Task directions: Each line of the material must be returned exactly.

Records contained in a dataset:
══════════════════════════════

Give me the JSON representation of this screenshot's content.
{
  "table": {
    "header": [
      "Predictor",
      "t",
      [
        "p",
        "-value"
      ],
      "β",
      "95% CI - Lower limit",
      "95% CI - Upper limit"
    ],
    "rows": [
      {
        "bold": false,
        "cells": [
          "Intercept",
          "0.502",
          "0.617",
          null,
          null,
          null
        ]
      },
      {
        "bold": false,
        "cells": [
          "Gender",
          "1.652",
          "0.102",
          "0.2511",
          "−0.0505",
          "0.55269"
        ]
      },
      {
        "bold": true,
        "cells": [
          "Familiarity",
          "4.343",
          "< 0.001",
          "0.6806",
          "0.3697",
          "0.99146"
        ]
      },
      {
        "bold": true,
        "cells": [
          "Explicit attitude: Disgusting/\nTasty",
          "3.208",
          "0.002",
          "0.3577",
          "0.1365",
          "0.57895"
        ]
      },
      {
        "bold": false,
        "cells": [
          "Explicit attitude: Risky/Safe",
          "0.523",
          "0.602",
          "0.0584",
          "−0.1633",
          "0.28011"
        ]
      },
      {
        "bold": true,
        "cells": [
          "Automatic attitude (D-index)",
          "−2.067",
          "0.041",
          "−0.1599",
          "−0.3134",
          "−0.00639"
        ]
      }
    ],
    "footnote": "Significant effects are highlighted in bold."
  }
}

══════════════════════════════

Output for this exercise:
Give me the JSON representation of this screenshot's content.
{
  "table": {
    "header": [
      "Predictor",
      "t",
      [
        "p",
        "-value"
      ],
      "β",
      "95% CI - Lower limit",
      "95% CI - Upper limit"
    ],
    "rows": [
      {
        "bold": false,
        "cells": [
          "Intercept",
          "0.502",
          "0.617",
          null,
          null,
          null
        ]
      },
      {
        "bold": false,
        "cells": [
          "Gender",
          "1.652",
          "0.102",
          "0.2511",
          "−0.0505",
          "0.55269"
        ]
      },
      {
        "bold": true,
        "cells": [
          "Familiarity",
          "4.343",
          "< 0.001",
          "0.6806",
          "0.3697",
          "0.99146"
        ]
      },
      {
        "bold": true,
        "cells": [
          "Explicit attitude: Disgusting/\nTasty",
          "3.208",
          "0.002",
          "0.3577",
          "0.1365",
          "0.57895"
        ]
      },
      {
        "bold": false,
        "cells": [
          "Explicit attitude: Risky/Safe",
          "0.523",
          "0.602",
          "0.0584",
          "−0.1633",
          "0.28011"
        ]
      },
      {
        "bold": true,
        "cells": [
          "Automatic attitude (D-index)",
          "−2.067",
          "0.041",
          "−0.1599",
          "−0.3134",
          "−0.00639"
        ]
      }
    ],
    "footnote": "Significant effects are highlighted in bold."
  }
}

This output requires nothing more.